Repeat the material in full. Keep every line exactly as it is.
.....
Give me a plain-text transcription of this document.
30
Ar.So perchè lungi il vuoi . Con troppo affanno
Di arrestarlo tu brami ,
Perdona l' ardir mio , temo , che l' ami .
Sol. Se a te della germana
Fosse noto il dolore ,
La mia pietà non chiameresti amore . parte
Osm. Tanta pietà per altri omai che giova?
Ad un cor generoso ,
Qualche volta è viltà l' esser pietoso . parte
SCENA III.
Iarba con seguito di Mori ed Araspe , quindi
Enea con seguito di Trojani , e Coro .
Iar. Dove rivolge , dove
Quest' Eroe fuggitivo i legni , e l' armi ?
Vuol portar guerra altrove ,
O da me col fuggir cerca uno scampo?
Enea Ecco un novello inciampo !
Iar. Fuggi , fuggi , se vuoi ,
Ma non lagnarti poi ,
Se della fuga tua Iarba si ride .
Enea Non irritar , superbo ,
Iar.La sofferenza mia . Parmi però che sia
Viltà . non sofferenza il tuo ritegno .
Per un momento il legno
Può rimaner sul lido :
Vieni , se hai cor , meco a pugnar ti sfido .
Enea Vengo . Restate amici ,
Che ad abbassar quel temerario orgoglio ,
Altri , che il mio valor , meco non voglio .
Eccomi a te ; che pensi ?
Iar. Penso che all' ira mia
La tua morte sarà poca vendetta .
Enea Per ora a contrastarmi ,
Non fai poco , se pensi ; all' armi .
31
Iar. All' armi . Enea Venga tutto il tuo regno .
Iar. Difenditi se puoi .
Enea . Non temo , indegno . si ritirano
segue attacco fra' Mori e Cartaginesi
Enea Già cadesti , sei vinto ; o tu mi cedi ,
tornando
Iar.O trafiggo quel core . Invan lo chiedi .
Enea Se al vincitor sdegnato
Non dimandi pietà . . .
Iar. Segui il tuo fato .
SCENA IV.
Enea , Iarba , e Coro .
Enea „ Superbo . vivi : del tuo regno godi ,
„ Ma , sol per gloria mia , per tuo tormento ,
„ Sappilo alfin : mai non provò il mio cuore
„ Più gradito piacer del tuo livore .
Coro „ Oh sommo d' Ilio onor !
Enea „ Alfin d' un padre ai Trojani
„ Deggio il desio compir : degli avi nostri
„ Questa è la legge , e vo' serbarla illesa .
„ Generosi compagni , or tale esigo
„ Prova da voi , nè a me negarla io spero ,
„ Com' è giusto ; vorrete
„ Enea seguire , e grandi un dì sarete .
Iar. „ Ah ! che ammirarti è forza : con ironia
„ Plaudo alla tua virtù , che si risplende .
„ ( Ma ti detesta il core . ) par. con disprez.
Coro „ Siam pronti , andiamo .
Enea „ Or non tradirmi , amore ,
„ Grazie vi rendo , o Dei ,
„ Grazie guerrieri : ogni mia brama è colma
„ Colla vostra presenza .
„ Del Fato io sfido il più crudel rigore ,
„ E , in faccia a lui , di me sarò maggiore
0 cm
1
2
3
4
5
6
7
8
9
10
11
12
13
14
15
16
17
.....
Response below:
Give me a plain-text transcription of this document.
30
Ar.So perchè lungi il vuoi . Con troppo affanno
Di arrestarlo tu brami ,
Perdona l' ardir mio , temo , che l' ami .
Sol. Se a te della germana
Fosse noto il dolore ,
La mia pietà non chiameresti amore . parte
Osm. Tanta pietà per altri omai che giova?
Ad un cor generoso ,
Qualche volta è viltà l' esser pietoso . parte
SCENA III.
Iarba con seguito di Mori ed Araspe , quindi
Enea con seguito di Trojani , e Coro .
Iar. Dove rivolge , dove
Quest' Eroe fuggitivo i legni , e l' armi ?
Vuol portar guerra altrove ,
O da me col fuggir cerca uno scampo?
Enea Ecco un novello inciampo !
Iar. Fuggi , fuggi , se vuoi ,
Ma non lagnarti poi ,
Se della fuga tua Iarba si ride .
Enea Non irritar , superbo ,
Iar.La sofferenza mia . Parmi però che sia
Viltà . non sofferenza il tuo ritegno .
Per un momento il legno
Può rimaner sul lido :
Vieni , se hai cor , meco a pugnar ti sfido .
Enea Vengo . Restate amici ,
Che ad abbassar quel temerario orgoglio ,
Altri , che il mio valor , meco non voglio .
Eccomi a te ; che pensi ?
Iar. Penso che all' ira mia
La tua morte sarà poca vendetta .
Enea Per ora a contrastarmi ,
Non fai poco , se pensi ; all' armi .
31
Iar. All' armi . Enea Venga tutto il tuo regno .
Iar. Difenditi se puoi .
Enea . Non temo , indegno . si ritirano
segue attacco fra' Mori e Cartaginesi
Enea Già cadesti , sei vinto ; o tu mi cedi ,
tornando
Iar.O trafiggo quel core . Invan lo chiedi .
Enea Se al vincitor sdegnato
Non dimandi pietà . . .
Iar. Segui il tuo fato .
SCENA IV.
Enea , Iarba , e Coro .
Enea „ Superbo . vivi : del tuo regno godi ,
„ Ma , sol per gloria mia , per tuo tormento ,
„ Sappilo alfin : mai non provò il mio cuore
„ Più gradito piacer del tuo livore .
Coro „ Oh sommo d' Ilio onor !
Enea „ Alfin d' un padre ai Trojani
„ Deggio il desio compir : degli avi nostri
„ Questa è la legge , e vo' serbarla illesa .
„ Generosi compagni , or tale esigo
„ Prova da voi , nè a me negarla io spero ,
„ Com' è giusto ; vorrete
„ Enea seguire , e grandi un dì sarete .
Iar. „ Ah ! che ammirarti è forza : con ironia
„ Plaudo alla tua virtù , che si risplende .
„ ( Ma ti detesta il core . ) par. con disprez.
Coro „ Siam pronti , andiamo .
Enea „ Or non tradirmi , amore ,
„ Grazie vi rendo , o Dei ,
„ Grazie guerrieri : ogni mia brama è colma
„ Colla vostra presenza .
„ Del Fato io sfido il più crudel rigore ,
„ E , in faccia a lui , di me sarò maggiore
0 cm
1
2
3
4
5
6
7
8
9
10
11
12
13
14
15
16
17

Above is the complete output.